***** DATA RECORDS

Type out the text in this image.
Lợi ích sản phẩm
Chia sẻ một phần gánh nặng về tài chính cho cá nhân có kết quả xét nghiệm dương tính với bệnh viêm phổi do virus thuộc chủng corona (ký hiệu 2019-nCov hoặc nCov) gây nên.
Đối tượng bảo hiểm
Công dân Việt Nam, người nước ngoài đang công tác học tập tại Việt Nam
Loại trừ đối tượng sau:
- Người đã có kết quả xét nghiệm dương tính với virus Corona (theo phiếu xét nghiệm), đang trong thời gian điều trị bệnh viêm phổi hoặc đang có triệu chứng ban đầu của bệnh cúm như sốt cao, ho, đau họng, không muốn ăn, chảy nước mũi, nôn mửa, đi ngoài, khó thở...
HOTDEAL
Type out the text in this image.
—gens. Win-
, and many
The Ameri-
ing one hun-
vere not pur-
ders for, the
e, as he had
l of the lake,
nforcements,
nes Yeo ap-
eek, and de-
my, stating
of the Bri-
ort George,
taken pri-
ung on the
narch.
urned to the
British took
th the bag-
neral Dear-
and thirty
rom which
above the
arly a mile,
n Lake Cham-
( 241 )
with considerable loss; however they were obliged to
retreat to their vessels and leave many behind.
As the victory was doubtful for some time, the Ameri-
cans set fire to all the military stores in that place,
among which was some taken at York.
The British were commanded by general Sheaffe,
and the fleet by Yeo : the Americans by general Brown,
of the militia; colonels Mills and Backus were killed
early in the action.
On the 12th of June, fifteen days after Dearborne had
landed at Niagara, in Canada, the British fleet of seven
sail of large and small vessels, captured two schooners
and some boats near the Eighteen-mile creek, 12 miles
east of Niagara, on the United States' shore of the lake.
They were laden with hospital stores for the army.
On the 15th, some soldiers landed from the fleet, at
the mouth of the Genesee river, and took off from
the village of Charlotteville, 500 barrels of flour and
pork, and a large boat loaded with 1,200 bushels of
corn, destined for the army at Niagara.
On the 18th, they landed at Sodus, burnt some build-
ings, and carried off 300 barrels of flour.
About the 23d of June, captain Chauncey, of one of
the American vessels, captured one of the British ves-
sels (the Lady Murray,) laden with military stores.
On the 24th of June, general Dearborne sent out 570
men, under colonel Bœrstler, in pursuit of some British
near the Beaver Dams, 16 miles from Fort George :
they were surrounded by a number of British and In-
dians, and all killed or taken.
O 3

**********

REQUIREMENT:
The string "taken" may occur in the listing; show every line where it does.

SOLUTION TO THE PROBLEM:
taken pri-
among which was some taken at York.
dians, and all killed or taken.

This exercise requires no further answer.